[EXERCISE TASK]:
Quote the entries that follow exactly, leaving none out.

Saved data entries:
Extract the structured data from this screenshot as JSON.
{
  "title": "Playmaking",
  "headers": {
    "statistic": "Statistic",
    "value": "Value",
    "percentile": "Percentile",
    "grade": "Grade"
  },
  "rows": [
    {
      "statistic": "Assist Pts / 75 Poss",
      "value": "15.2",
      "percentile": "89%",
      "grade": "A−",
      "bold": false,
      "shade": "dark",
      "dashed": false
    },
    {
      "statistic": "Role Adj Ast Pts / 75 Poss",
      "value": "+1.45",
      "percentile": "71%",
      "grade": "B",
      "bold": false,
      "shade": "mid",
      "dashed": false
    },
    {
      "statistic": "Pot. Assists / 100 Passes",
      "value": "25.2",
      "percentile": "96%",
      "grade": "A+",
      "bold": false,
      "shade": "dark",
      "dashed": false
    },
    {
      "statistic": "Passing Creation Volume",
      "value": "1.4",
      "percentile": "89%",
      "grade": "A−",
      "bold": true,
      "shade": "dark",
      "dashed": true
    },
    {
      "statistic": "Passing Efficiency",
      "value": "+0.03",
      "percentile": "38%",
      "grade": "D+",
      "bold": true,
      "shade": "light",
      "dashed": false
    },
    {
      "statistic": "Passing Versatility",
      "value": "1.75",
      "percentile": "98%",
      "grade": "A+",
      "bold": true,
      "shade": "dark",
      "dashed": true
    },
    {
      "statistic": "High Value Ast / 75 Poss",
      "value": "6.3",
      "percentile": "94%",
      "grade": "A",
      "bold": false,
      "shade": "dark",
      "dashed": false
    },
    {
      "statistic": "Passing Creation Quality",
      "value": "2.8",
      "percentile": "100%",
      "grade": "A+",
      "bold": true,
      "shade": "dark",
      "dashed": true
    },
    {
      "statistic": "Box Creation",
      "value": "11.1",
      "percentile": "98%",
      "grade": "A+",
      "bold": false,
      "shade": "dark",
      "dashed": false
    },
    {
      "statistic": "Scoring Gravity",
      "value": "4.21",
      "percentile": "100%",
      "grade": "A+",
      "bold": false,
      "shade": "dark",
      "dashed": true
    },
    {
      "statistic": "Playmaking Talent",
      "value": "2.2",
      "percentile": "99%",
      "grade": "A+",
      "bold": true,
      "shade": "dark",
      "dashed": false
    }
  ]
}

[EXERCISE RESPONSE]:
Extract the structured data from this screenshot as JSON.
{
  "title": "Playmaking",
  "headers": {
    "statistic": "Statistic",
    "value": "Value",
    "percentile": "Percentile",
    "grade": "Grade"
  },
  "rows": [
    {
      "statistic": "Assist Pts / 75 Poss",
      "value": "15.2",
      "percentile": "89%",
      "grade": "A−",
      "bold": false,
      "shade": "dark",
      "dashed": false
    },
    {
      "statistic": "Role Adj Ast Pts / 75 Poss",
      "value": "+1.45",
      "percentile": "71%",
      "grade": "B",
      "bold": false,
      "shade": "mid",
      "dashed": false
    },
    {
      "statistic": "Pot. Assists / 100 Passes",
      "value": "25.2",
      "percentile": "96%",
      "grade": "A+",
      "bold": false,
      "shade": "dark",
      "dashed": false
    },
    {
      "statistic": "Passing Creation Volume",
      "value": "1.4",
      "percentile": "89%",
      "grade": "A−",
      "bold": true,
      "shade": "dark",
      "dashed": true
    },
    {
      "statistic": "Passing Efficiency",
      "value": "+0.03",
      "percentile": "38%",
      "grade": "D+",
      "bold": true,
      "shade": "light",
      "dashed": false
    },
    {
      "statistic": "Passing Versatility",
      "value": "1.75",
      "percentile": "98%",
      "grade": "A+",
      "bold": true,
      "shade": "dark",
      "dashed": true
    },
    {
      "statistic": "High Value Ast / 75 Poss",
      "value": "6.3",
      "percentile": "94%",
      "grade": "A",
      "bold": false,
      "shade": "dark",
      "dashed": false
    },
    {
      "statistic": "Passing Creation Quality",
      "value": "2.8",
      "percentile": "100%",
      "grade": "A+",
      "bold": true,
      "shade": "dark",
      "dashed": true
    },
    {
      "statistic": "Box Creation",
      "value": "11.1",
      "percentile": "98%",
      "grade": "A+",
      "bold": false,
      "shade": "dark",
      "dashed": false
    },
    {
      "statistic": "Scoring Gravity",
      "value": "4.21",
      "percentile": "100%",
      "grade": "A+",
      "bold": false,
      "shade": "dark",
      "dashed": true
    },
    {
      "statistic": "Playmaking Talent",
      "value": "2.2",
      "percentile": "99%",
      "grade": "A+",
      "bold": true,
      "shade": "dark",
      "dashed": false
    }
  ]
}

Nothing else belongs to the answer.